Exercise objective. Repeat the lines below exactly as they appear, but leave out the images.

Source material.
* BEGIN *
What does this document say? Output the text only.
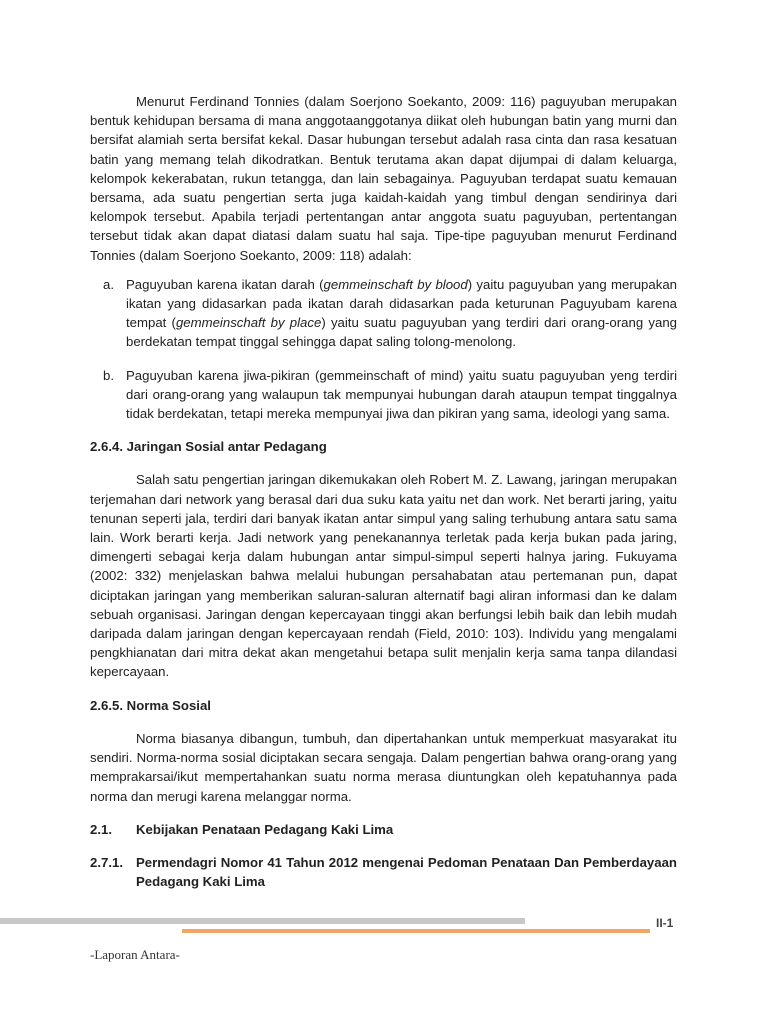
Menurut Ferdinand Tonnies (dalam Soerjono Soekanto, 2009: 116) paguyuban merupakan bentuk kehidupan bersama di mana anggotaanggotanya diikat oleh hubungan batin yang murni dan bersifat alamiah serta bersifat kekal. Dasar hubungan tersebut adalah rasa cinta dan rasa kesatuan batin yang memang telah dikodratkan. Bentuk terutama akan dapat dijumpai di dalam keluarga, kelompok kekerabatan, rukun tetangga, dan lain sebagainya. Paguyuban terdapat suatu kemauan bersama, ada suatu pengertian serta juga kaidah-kaidah yang timbul dengan sendirinya dari kelompok tersebut. Apabila terjadi pertentangan antar anggota suatu paguyuban, pertentangan tersebut tidak akan dapat diatasi dalam suatu hal saja. Tipe-tipe paguyuban menurut Ferdinand Tonnies (dalam Soerjono Soekanto, 2009: 118) adalah:

a. Paguyuban karena ikatan darah (gemmeinschaft by blood) yaitu paguyuban yang merupakan ikatan yang didasarkan pada ikatan darah didasarkan pada keturunan Paguyubam karena tempat (gemmeinschaft by place) yaitu suatu paguyuban yang terdiri dari orang-orang yang berdekatan tempat tinggal sehingga dapat saling tolong-menolong.
b. Paguyuban karena jiwa-pikiran (gemmeinschaft of mind) yaitu suatu paguyuban yeng terdiri dari orang-orang yang walaupun tak mempunyai hubungan darah ataupun tempat tinggalnya tidak berdekatan, tetapi mereka mempunyai jiwa dan pikiran yang sama, ideologi yang sama.
2.6.4. Jaringan Sosial antar Pedagang

Salah satu pengertian jaringan dikemukakan oleh Robert M. Z. Lawang, jaringan merupakan terjemahan dari network yang berasal dari dua suku kata yaitu net dan work. Net berarti jaring, yaitu tenunan seperti jala, terdiri dari banyak ikatan antar simpul yang saling terhubung antara satu sama lain. Work berarti kerja. Jadi network yang penekanannya terletak pada kerja bukan pada jaring, dimengerti sebagai kerja dalam hubungan antar simpul-simpul seperti halnya jaring. Fukuyama (2002: 332) menjelaskan bahwa melalui hubungan persahabatan atau pertemanan pun, dapat diciptakan jaringan yang memberikan saluran-saluran alternatif bagi aliran informasi dan ke dalam sebuah organisasi. Jaringan dengan kepercayaan tinggi akan berfungsi lebih baik dan lebih mudah daripada dalam jaringan dengan kepercayaan rendah (Field, 2010: 103). Individu yang mengalami pengkhianatan dari mitra dekat akan mengetahui betapa sulit menjalin kerja sama tanpa dilandasi kepercayaan.

2.6.5. Norma Sosial

Norma biasanya dibangun, tumbuh, dan dipertahankan untuk memperkuat masyarakat itu sendiri. Norma-norma sosial diciptakan secara sengaja. Dalam pengertian bahwa orang-orang yang memprakarsai/ikut mempertahankan suatu norma merasa diuntungkan oleh kepatuhannya pada norma dan merugi karena melanggar norma.

2.1. Kebijakan Penataan Pedagang Kaki Lima
2.7.1. Permendagri Nomor 41 Tahun 2012 mengenai Pedoman Penataan Dan Pemberdayaan Pedagang Kaki Lima
II-1
-Laporan Antara-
* END *
The reply.
What does this document say? Output the text only.
Menurut Ferdinand Tonnies (dalam Soerjono Soekanto, 2009: 116) paguyuban merupakan bentuk kehidupan bersama di mana anggotaanggotanya diikat oleh hubungan batin yang murni dan bersifat alamiah serta bersifat kekal. Dasar hubungan tersebut adalah rasa cinta dan rasa kesatuan batin yang memang telah dikodratkan. Bentuk terutama akan dapat dijumpai di dalam keluarga, kelompok kekerabatan, rukun tetangga, dan lain sebagainya. Paguyuban terdapat suatu kemauan bersama, ada suatu pengertian serta juga kaidah-kaidah yang timbul dengan sendirinya dari kelompok tersebut. Apabila terjadi pertentangan antar anggota suatu paguyuban, pertentangan tersebut tidak akan dapat diatasi dalam suatu hal saja. Tipe-tipe paguyuban menurut Ferdinand Tonnies (dalam Soerjono Soekanto, 2009: 118) adalah:

a. Paguyuban karena ikatan darah (gemmeinschaft by blood) yaitu paguyuban yang merupakan ikatan yang didasarkan pada ikatan darah didasarkan pada keturunan Paguyubam karena tempat (gemmeinschaft by place) yaitu suatu paguyuban yang terdiri dari orang-orang yang berdekatan tempat tinggal sehingga dapat saling tolong-menolong.
b. Paguyuban karena jiwa-pikiran (gemmeinschaft of mind) yaitu suatu paguyuban yeng terdiri dari orang-orang yang walaupun tak mempunyai hubungan darah ataupun tempat tinggalnya tidak berdekatan, tetapi mereka mempunyai jiwa dan pikiran yang sama, ideologi yang sama.
2.6.4. Jaringan Sosial antar Pedagang

Salah satu pengertian jaringan dikemukakan oleh Robert M. Z. Lawang, jaringan merupakan terjemahan dari network yang berasal dari dua suku kata yaitu net dan work. Net berarti jaring, yaitu tenunan seperti jala, terdiri dari banyak ikatan antar simpul yang saling terhubung antara satu sama lain. Work berarti kerja. Jadi network yang penekanannya terletak pada kerja bukan pada jaring, dimengerti sebagai kerja dalam hubungan antar simpul-simpul seperti halnya jaring. Fukuyama (2002: 332) menjelaskan bahwa melalui hubungan persahabatan atau pertemanan pun, dapat diciptakan jaringan yang memberikan saluran-saluran alternatif bagi aliran informasi dan ke dalam sebuah organisasi. Jaringan dengan kepercayaan tinggi akan berfungsi lebih baik dan lebih mudah daripada dalam jaringan dengan kepercayaan rendah (Field, 2010: 103). Individu yang mengalami pengkhianatan dari mitra dekat akan mengetahui betapa sulit menjalin kerja sama tanpa dilandasi kepercayaan.

2.6.5. Norma Sosial

Norma biasanya dibangun, tumbuh, dan dipertahankan untuk memperkuat masyarakat itu sendiri. Norma-norma sosial diciptakan secara sengaja. Dalam pengertian bahwa orang-orang yang memprakarsai/ikut mempertahankan suatu norma merasa diuntungkan oleh kepatuhannya pada norma dan merugi karena melanggar norma.

2.1. Kebijakan Penataan Pedagang Kaki Lima
2.7.1. Permendagri Nomor 41 Tahun 2012 mengenai Pedoman Penataan Dan Pemberdayaan Pedagang Kaki Lima
II-1
-Laporan Antara-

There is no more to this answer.